-- Start of RECORD LIST --

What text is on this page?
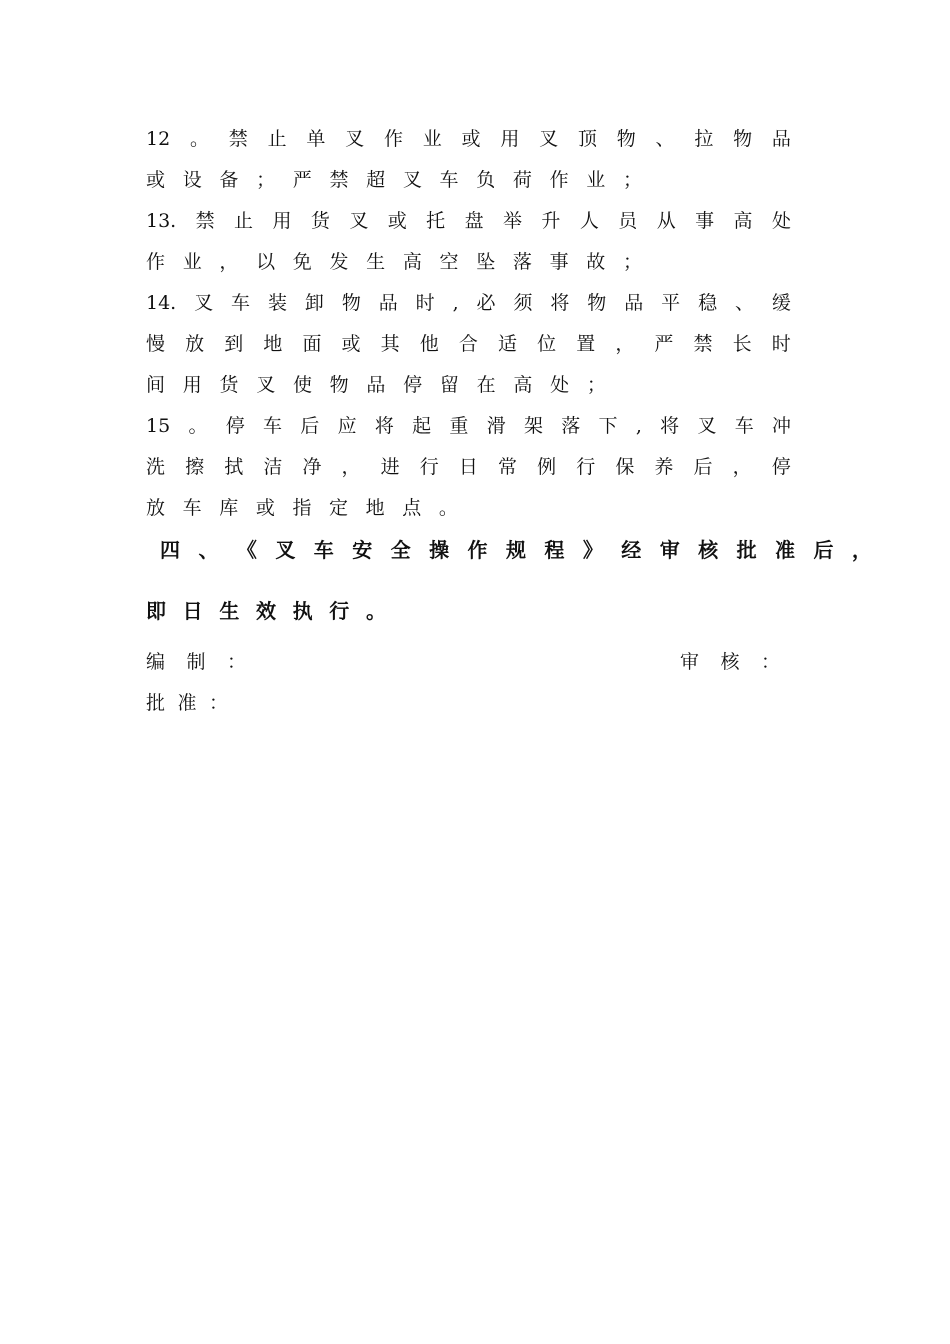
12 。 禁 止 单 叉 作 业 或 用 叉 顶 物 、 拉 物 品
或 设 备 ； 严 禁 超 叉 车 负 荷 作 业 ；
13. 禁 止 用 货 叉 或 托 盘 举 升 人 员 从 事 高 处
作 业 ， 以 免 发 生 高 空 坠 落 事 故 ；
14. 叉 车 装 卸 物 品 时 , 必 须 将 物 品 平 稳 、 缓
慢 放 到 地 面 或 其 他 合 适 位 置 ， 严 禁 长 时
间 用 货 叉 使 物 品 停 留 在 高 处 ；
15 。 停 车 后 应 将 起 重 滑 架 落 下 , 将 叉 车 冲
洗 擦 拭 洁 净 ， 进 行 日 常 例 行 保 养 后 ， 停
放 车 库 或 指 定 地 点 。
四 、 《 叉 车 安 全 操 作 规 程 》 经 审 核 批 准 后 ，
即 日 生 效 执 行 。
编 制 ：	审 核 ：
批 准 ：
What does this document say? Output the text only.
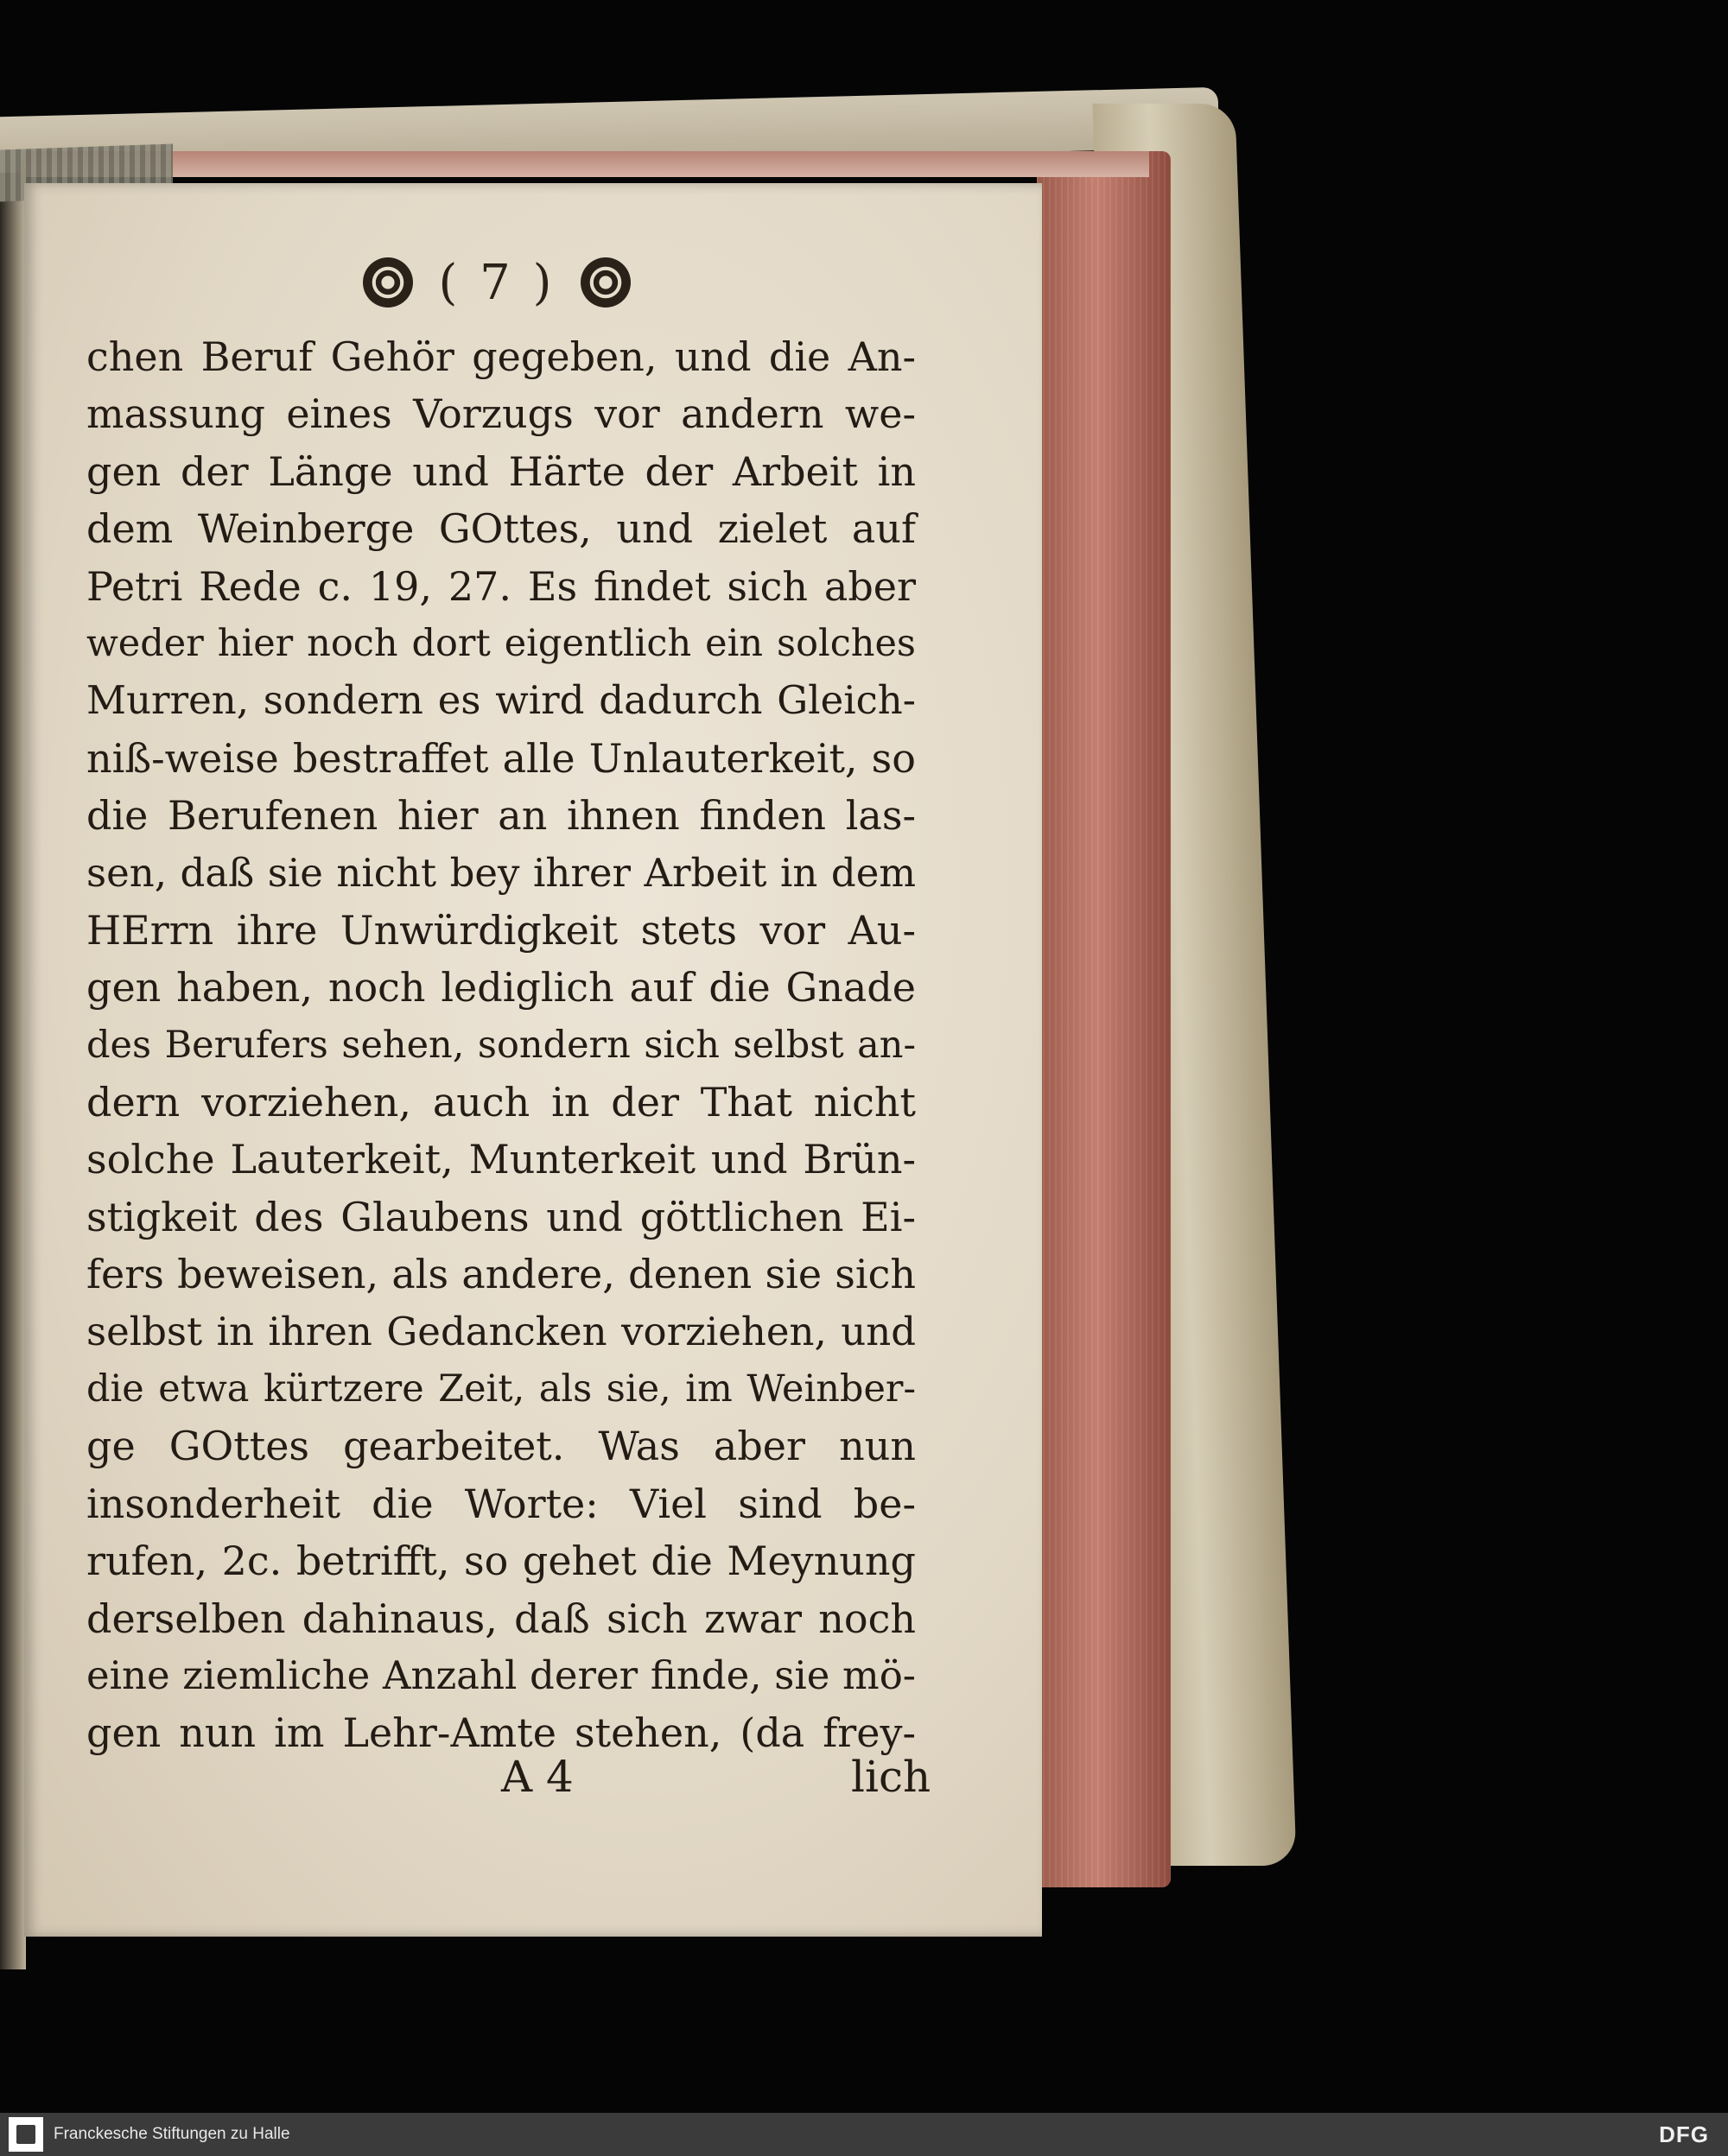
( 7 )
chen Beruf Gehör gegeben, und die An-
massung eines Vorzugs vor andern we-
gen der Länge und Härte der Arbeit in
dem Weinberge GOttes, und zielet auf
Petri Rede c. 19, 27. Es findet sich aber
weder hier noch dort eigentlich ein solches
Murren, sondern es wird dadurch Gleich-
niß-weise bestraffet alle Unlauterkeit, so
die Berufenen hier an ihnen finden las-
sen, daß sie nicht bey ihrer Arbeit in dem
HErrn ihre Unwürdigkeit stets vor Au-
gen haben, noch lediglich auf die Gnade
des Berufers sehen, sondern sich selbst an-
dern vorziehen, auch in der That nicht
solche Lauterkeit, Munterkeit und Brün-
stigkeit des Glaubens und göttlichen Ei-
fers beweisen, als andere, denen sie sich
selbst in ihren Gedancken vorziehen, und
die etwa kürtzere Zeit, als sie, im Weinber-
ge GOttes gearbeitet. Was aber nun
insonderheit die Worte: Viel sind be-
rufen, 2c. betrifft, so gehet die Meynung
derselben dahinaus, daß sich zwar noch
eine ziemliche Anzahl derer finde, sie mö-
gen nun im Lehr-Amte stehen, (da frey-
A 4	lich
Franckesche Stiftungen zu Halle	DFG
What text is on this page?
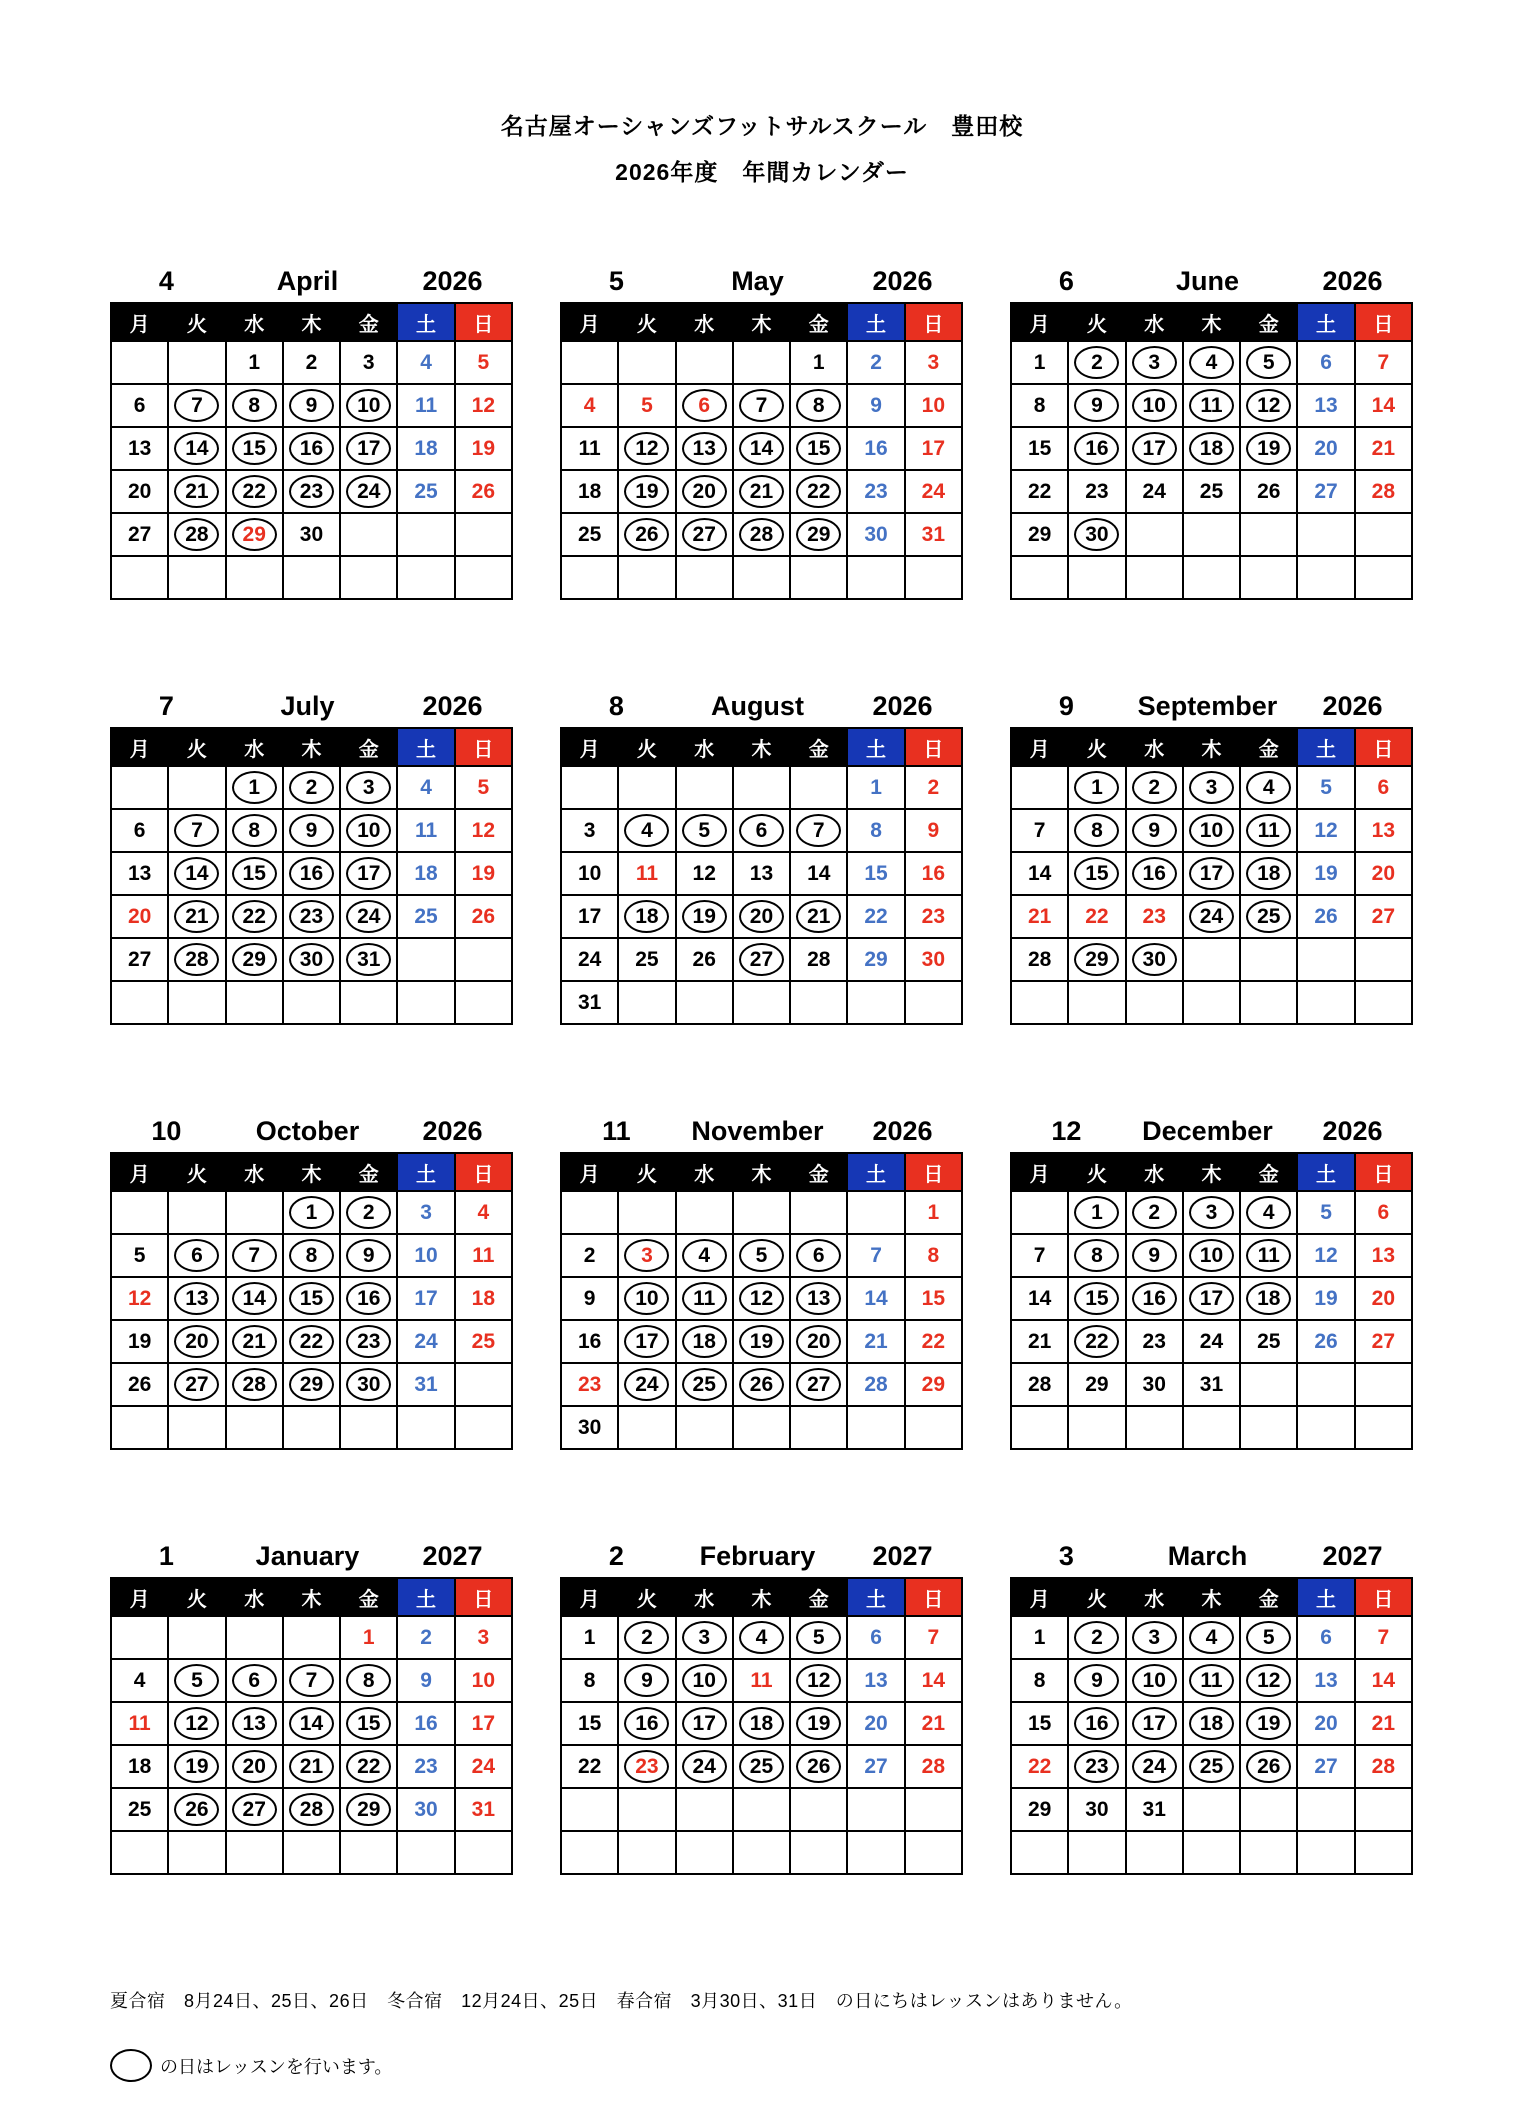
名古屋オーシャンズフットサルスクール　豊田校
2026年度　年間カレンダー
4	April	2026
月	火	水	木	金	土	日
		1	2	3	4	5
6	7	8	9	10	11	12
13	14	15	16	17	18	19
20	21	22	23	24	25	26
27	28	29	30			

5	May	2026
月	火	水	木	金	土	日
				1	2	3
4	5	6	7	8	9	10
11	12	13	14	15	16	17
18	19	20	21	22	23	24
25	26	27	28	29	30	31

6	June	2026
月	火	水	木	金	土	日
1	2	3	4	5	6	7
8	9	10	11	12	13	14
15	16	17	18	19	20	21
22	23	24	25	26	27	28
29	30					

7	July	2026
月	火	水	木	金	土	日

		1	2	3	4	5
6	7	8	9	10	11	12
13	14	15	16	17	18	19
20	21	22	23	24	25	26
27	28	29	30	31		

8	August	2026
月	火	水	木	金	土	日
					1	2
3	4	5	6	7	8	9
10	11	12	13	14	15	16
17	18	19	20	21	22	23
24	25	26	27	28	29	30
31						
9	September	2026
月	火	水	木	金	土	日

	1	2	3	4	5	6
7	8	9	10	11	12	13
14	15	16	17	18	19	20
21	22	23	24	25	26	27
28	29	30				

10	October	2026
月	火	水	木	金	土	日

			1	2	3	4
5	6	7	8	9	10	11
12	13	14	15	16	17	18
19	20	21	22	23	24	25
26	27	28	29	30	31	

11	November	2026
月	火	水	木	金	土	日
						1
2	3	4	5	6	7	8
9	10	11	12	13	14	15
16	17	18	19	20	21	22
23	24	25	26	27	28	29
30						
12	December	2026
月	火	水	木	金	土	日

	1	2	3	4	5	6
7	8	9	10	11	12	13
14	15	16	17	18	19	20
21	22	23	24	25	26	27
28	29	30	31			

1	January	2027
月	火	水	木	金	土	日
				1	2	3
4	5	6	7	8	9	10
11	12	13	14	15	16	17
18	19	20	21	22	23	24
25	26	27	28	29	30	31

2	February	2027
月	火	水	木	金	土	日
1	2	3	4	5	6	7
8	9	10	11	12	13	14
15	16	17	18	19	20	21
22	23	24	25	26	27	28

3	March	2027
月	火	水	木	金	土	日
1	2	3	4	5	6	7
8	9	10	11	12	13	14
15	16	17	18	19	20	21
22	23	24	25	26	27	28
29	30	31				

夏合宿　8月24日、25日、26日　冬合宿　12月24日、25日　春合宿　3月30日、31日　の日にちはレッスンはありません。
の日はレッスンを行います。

-- End of RECORD LIST --

| EXERCISE |
Take every line containing the word "vorziehen" and copy it.

| EXERCISE RESULT |
dern vorziehen, auch in der That nicht
selbst in ihren Gedancken vorziehen, und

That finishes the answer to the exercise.